▶ **Input material**
_ _ _ _ _

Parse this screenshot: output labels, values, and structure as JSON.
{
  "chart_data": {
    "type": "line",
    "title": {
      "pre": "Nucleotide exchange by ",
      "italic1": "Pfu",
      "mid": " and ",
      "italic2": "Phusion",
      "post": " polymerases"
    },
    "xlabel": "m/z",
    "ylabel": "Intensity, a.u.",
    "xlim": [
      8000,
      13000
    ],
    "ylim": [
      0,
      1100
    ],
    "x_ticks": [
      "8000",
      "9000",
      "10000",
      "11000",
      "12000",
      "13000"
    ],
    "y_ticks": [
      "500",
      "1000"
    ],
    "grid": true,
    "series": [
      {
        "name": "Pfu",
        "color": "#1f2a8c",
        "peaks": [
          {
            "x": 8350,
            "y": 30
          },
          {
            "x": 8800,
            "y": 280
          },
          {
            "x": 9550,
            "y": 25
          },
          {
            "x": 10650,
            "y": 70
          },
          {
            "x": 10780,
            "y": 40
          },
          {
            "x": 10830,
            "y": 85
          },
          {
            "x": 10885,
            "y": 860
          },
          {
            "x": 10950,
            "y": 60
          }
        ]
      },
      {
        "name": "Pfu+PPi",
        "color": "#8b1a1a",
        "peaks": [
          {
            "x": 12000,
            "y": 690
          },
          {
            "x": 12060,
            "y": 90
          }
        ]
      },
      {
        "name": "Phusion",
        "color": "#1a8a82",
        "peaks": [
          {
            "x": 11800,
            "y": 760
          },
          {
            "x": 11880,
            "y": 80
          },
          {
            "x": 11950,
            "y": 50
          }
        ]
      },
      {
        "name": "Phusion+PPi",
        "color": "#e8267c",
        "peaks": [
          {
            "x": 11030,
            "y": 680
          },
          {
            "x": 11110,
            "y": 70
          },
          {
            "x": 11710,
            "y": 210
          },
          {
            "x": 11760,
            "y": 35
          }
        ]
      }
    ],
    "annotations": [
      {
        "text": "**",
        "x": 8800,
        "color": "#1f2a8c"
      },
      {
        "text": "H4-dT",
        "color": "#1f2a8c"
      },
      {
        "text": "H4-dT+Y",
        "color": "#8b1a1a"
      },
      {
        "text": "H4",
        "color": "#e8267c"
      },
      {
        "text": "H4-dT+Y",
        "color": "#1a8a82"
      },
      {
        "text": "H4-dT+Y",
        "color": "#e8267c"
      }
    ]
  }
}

_ _ _ _ _

▶ **Directive**
Copy out each line in the listing that has the word "name".

▶ **Result of this task**
        "name": "Pfu",
        "name": "Pfu+PPi",
        "name": "Phusion",
        "name": "Phusion+PPi",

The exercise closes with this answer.